** start of EXCERPTED DATA **

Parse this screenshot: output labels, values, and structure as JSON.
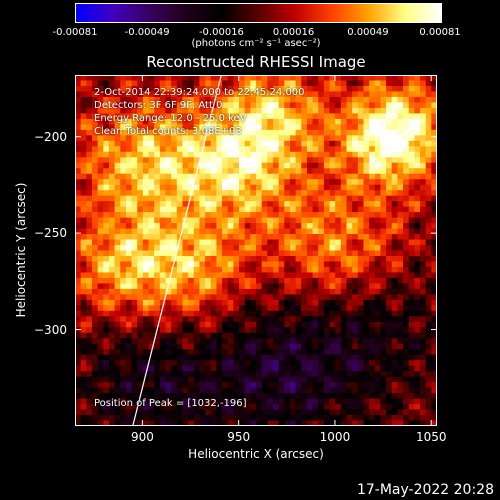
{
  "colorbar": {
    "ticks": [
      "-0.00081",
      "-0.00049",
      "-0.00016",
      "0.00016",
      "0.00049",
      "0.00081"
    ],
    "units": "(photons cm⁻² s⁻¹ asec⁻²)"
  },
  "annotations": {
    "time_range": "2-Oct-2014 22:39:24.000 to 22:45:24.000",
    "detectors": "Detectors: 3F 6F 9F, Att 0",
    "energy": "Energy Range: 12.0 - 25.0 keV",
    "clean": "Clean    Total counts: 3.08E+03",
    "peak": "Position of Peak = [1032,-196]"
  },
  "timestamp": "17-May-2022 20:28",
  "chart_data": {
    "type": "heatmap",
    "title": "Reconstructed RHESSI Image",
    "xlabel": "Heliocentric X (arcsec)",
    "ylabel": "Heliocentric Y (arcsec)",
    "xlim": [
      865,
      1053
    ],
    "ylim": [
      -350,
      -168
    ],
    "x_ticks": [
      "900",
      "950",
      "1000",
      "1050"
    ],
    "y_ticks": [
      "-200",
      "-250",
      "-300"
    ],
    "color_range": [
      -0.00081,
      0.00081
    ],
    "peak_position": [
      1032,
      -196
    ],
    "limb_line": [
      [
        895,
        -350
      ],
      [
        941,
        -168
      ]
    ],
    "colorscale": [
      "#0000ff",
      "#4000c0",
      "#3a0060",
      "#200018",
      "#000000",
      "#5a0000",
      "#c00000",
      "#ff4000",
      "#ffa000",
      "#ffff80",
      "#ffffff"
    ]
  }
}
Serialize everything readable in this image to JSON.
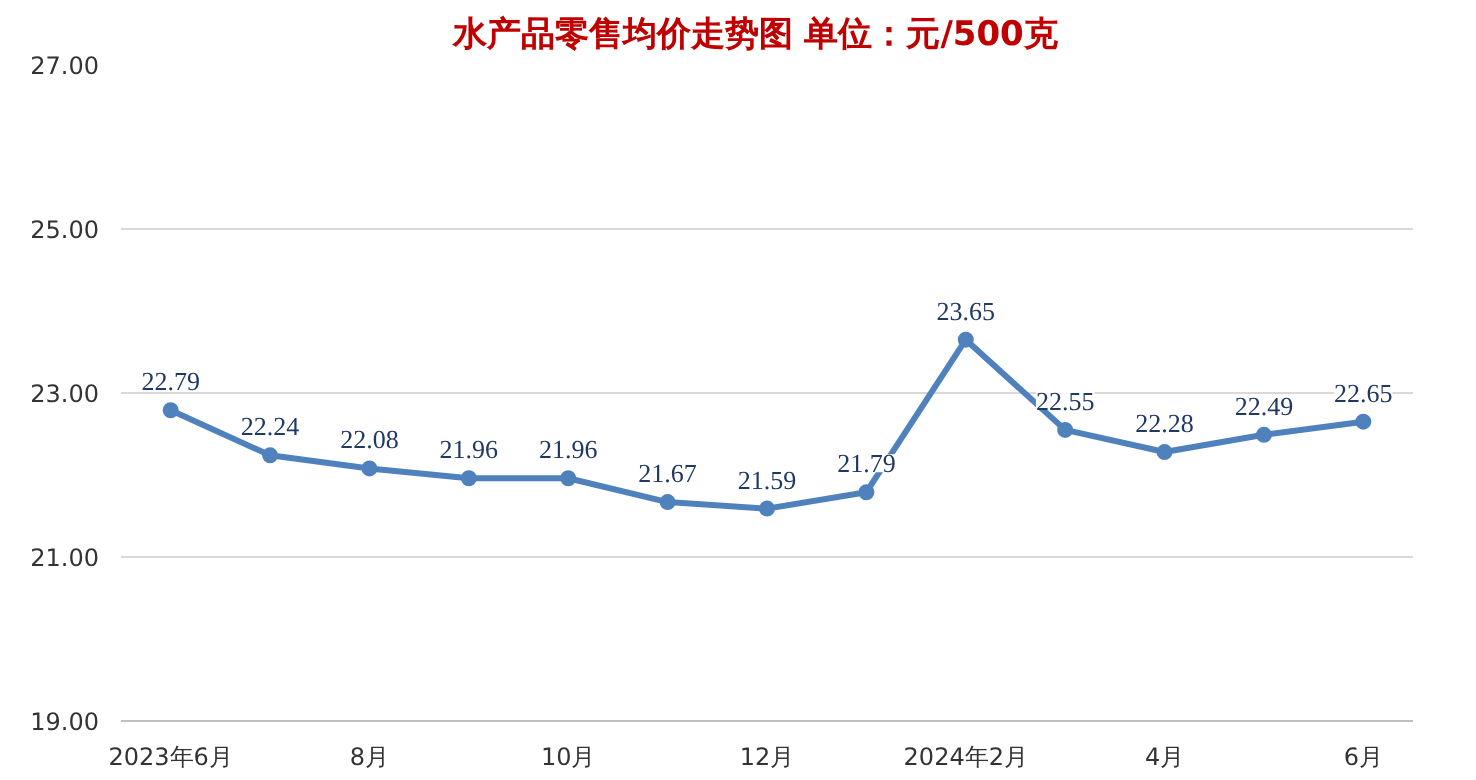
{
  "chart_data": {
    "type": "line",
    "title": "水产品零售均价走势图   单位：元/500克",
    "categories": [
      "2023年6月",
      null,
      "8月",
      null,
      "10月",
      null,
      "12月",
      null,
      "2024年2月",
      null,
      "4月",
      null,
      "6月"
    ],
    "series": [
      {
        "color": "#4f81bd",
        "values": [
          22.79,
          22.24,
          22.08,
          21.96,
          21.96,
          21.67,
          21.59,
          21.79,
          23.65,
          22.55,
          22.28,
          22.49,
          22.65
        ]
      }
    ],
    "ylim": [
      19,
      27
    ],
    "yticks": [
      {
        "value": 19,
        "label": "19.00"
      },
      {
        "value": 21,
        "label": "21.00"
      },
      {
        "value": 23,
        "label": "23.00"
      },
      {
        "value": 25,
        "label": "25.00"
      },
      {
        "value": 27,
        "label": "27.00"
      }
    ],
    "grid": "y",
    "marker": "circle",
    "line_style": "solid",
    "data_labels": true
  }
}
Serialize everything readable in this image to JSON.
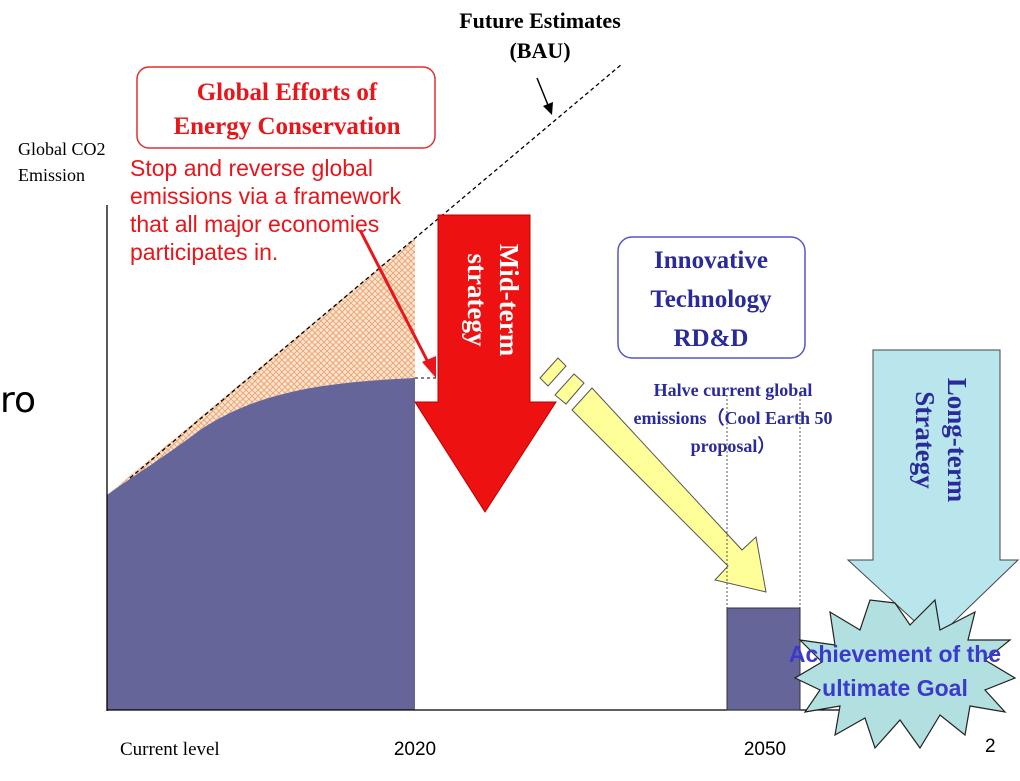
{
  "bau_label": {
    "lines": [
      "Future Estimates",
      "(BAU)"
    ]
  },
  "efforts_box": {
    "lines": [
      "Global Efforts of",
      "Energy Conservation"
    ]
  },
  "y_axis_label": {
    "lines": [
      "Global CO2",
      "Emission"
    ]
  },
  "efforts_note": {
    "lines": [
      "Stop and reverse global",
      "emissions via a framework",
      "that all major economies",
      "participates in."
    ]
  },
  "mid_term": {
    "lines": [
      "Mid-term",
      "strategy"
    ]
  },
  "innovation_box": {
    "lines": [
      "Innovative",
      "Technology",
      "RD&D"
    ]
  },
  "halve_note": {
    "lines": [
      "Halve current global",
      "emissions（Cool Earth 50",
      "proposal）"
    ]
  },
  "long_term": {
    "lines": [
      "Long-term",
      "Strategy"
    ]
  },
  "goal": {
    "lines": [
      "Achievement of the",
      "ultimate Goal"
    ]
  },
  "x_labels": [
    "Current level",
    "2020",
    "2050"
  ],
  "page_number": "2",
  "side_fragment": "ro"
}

** end of EXCERPTED DATA **

_WHAT IS ASKED_
Lines holding the word "Heliocentric" in the entries above are the ones to pull out. Copy them all.

_ANSWER BELOW_
    "xlabel": "Heliocentric X (arcsec)",
    "ylabel": "Heliocentric Y (arcsec)",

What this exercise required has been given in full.